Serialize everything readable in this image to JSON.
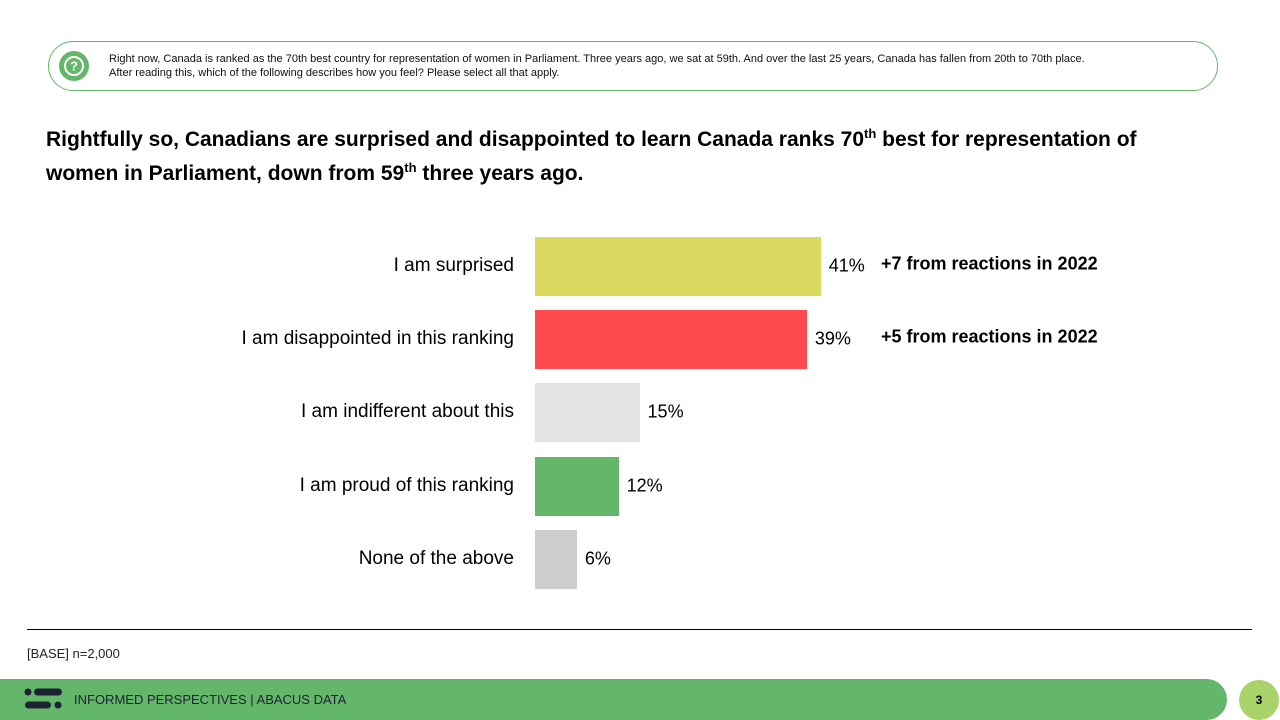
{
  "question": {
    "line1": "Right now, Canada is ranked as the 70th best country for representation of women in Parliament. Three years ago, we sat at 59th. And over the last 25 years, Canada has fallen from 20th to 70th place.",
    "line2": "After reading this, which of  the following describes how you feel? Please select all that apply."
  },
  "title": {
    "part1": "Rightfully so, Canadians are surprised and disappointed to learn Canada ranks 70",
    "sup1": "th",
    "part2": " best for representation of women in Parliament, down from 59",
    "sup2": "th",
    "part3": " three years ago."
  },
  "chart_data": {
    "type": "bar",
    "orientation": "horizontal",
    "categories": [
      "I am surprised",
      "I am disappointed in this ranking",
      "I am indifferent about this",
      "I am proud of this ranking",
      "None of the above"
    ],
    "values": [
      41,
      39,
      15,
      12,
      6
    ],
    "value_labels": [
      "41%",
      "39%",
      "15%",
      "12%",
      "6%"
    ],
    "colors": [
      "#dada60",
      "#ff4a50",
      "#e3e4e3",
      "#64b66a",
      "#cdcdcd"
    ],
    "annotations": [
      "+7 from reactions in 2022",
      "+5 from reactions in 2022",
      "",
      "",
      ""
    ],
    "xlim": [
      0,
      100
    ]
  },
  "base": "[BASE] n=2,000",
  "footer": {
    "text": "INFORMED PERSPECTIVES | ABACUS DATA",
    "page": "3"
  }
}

+-------+

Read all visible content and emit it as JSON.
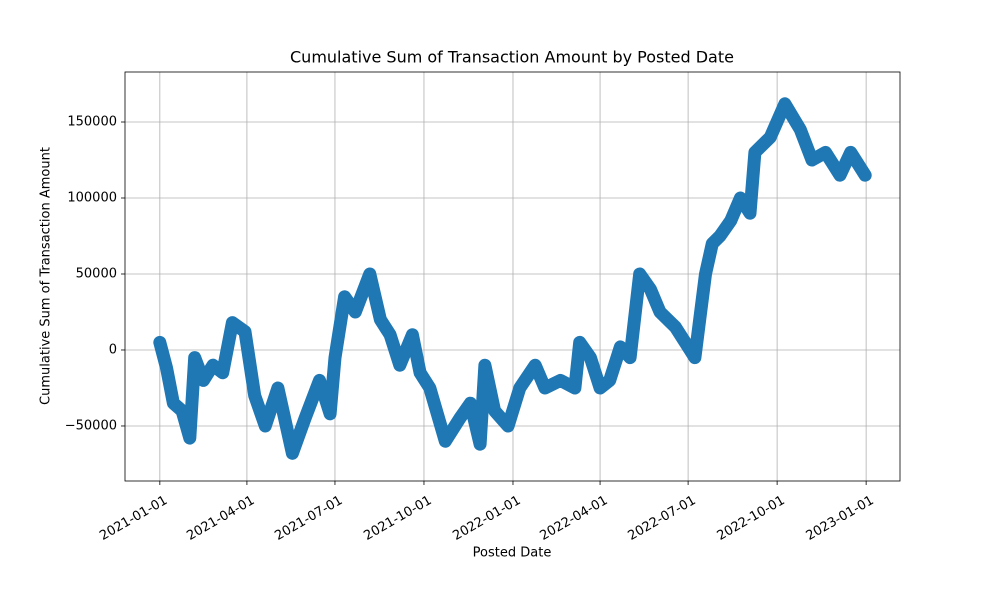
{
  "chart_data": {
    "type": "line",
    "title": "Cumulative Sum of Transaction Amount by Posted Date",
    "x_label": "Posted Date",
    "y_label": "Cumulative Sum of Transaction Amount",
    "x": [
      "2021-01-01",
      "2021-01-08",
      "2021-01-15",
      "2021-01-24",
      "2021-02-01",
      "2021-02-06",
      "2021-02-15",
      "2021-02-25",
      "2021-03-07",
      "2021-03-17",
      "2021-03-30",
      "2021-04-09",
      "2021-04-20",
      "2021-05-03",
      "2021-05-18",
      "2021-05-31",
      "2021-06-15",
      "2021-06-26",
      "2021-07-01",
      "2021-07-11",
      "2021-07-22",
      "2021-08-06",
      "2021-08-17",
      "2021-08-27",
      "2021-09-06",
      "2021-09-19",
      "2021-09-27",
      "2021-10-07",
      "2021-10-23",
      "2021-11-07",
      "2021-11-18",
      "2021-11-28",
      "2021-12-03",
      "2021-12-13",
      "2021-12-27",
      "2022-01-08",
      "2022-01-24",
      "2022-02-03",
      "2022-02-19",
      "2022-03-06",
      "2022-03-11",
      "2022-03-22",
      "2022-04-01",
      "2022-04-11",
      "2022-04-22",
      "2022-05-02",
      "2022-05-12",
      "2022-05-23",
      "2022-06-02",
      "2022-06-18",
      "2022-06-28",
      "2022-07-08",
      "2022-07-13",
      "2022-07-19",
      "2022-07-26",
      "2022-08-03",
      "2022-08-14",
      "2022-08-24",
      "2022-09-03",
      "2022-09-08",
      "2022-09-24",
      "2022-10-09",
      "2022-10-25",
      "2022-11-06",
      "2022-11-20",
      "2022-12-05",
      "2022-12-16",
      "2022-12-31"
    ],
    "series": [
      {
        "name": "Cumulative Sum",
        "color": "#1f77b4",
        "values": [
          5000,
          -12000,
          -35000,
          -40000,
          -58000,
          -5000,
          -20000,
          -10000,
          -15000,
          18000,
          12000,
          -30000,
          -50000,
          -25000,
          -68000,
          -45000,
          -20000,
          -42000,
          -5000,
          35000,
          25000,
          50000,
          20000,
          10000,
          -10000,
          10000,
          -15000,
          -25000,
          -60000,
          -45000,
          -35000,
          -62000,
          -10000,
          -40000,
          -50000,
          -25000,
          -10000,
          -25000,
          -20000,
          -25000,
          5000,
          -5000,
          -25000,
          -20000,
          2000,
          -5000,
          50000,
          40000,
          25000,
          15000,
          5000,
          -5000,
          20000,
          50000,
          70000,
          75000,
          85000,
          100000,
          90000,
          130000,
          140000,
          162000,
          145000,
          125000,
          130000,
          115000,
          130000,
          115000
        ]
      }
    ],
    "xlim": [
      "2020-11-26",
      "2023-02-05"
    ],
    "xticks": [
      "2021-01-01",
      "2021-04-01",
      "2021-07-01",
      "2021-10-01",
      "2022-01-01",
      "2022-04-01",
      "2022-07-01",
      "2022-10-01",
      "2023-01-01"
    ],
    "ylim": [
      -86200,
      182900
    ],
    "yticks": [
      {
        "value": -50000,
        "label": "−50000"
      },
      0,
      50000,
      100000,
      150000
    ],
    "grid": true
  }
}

+-------+

TASK BRIEF >>
The lines to collect are those holding the string "Cumulative"; copy them all.

COMPLETED TASK >>
    "title": "Cumulative Sum of Transaction Amount by Posted Date",
    "y_label": "Cumulative Sum of Transaction Amount",
        "name": "Cumulative Sum",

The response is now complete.